■ Problem: Comb through the entries for "Галліи" and pull out each line that holds it.

Recorded data:
☆ ☆ ☆ ☆ ☆ ☆ ☆

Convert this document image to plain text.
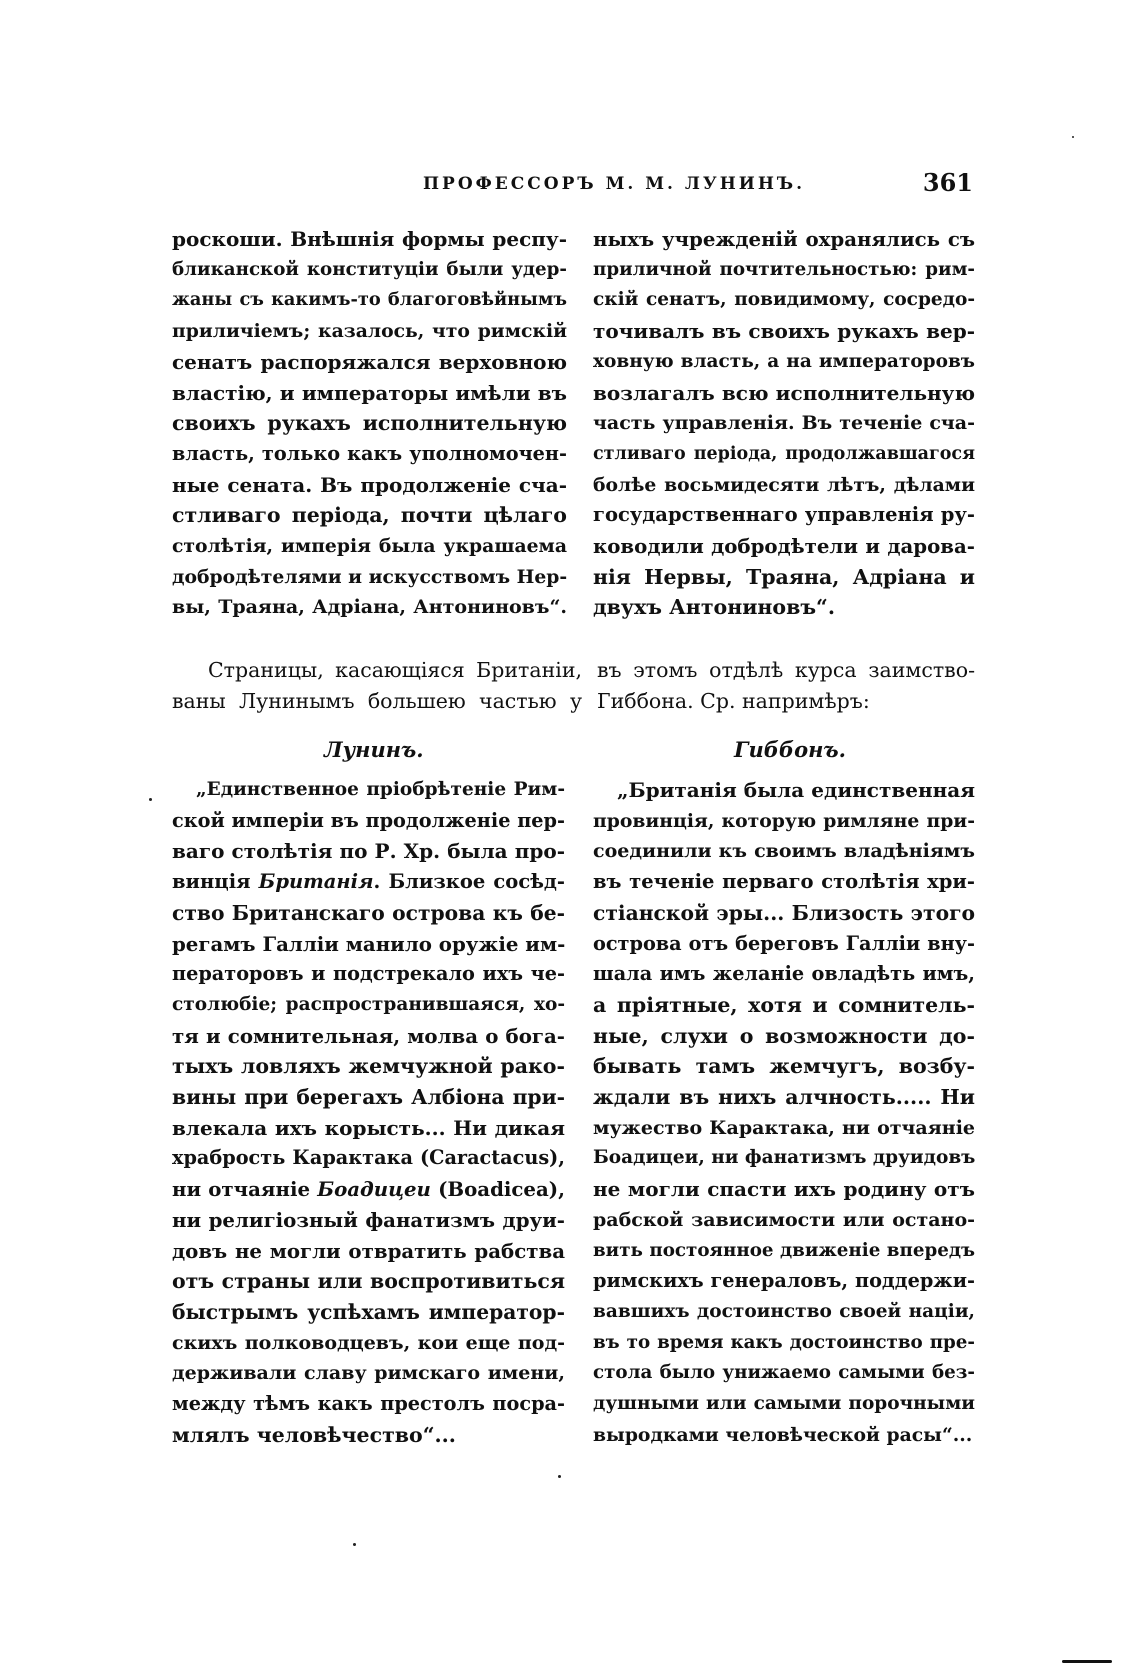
ПРОФЕССОРЪ М. М. ЛУНИНЪ.	361
роскоши. Внѣшнія формы респу-
бликанской конституціи были удер-
жаны съ какимъ-то благоговѣйнымъ
приличіемъ; казалось, что римскій
сенатъ распоряжался верховною
властію, и императоры имѣли въ
своихъ рукахъ исполнительную
власть, только какъ уполномочен-
ные сената. Въ продолженіе сча-
стливаго періода, почти цѣлаго
столѣтія, имперія была украшаема
добродѣтелями и искусствомъ Нер-
вы, Траяна, Адріана, Антониновъ“.
ныхъ учрежденій охранялись съ
приличной почтительностью: рим-
скій сенатъ, повидимому, сосредо-
точивалъ въ своихъ рукахъ вер-
ховную власть, а на императоровъ
возлагалъ всю исполнительную
часть управленія. Въ теченіе сча-
стливаго періода, продолжавшагося
болѣе восьмидесяти лѣтъ, дѣлами
государственнаго управленія ру-
ководили добродѣтели и дарова-
нія Нервы, Траяна, Адріана и
двухъ Антониновъ“.
Страницы, касающіяся Британіи,
ваны Лунинымъ большею частью у
въ этомъ отдѣлѣ курса заимство-
Гиббона. Ср. напримѣръ:
Лунинъ.	Гиббонъ.
„Единственное пріобрѣтеніе Рим-
ской имперіи въ продолженіе пер-
ваго столѣтія по Р. Хр. была про-
винція Британія. Близкое сосѣд-
ство Британскаго острова къ бе-
регамъ Галліи манило оружіе им-
ператоровъ и подстрекало ихъ че-
столюбіе; распространившаяся, хо-
тя и сомнительная, молва о бога-
тыхъ ловляхъ жемчужной рако-
вины при берегахъ Албіона при-
влекала ихъ корысть... Ни дикая
храбрость Карактака (Caractacus),
ни отчаяніе Боадицеи (Boadicea),
ни религіозный фанатизмъ друи-
довъ не могли отвратить рабства
отъ страны или воспротивиться
быстрымъ успѣхамъ император-
скихъ полководцевъ, кои еще под-
держивали славу римскаго имени,
между тѣмъ какъ престолъ посра-
млялъ человѣчество“...
„Британія была единственная
провинція, которую римляне при-
соединили къ своимъ владѣніямъ
въ теченіе перваго столѣтія хри-
стіанской эры... Близость этого
острова отъ береговъ Галліи вну-
шала имъ желаніе овладѣть имъ,
а пріятные, хотя и сомнитель-
ные, слухи о возможности до-
бывать тамъ жемчугъ, возбу-
ждали въ нихъ алчность..... Ни
мужество Карактака, ни отчаяніе
Боадицеи, ни фанатизмъ друидовъ
не могли спасти ихъ родину отъ
рабской зависимости или остано-
вить постоянное движеніе впередъ
римскихъ генераловъ, поддержи-
вавшихъ достоинство своей націи,
въ то время какъ достоинство пре-
стола было унижаемо самыми без-
душными или самыми порочными
выродками человѣческой расы“...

☆ ☆ ☆ ☆ ☆ ☆ ☆

■ Final result:
регамъ Галліи манило оружіе им-
острова отъ береговъ Галліи вну-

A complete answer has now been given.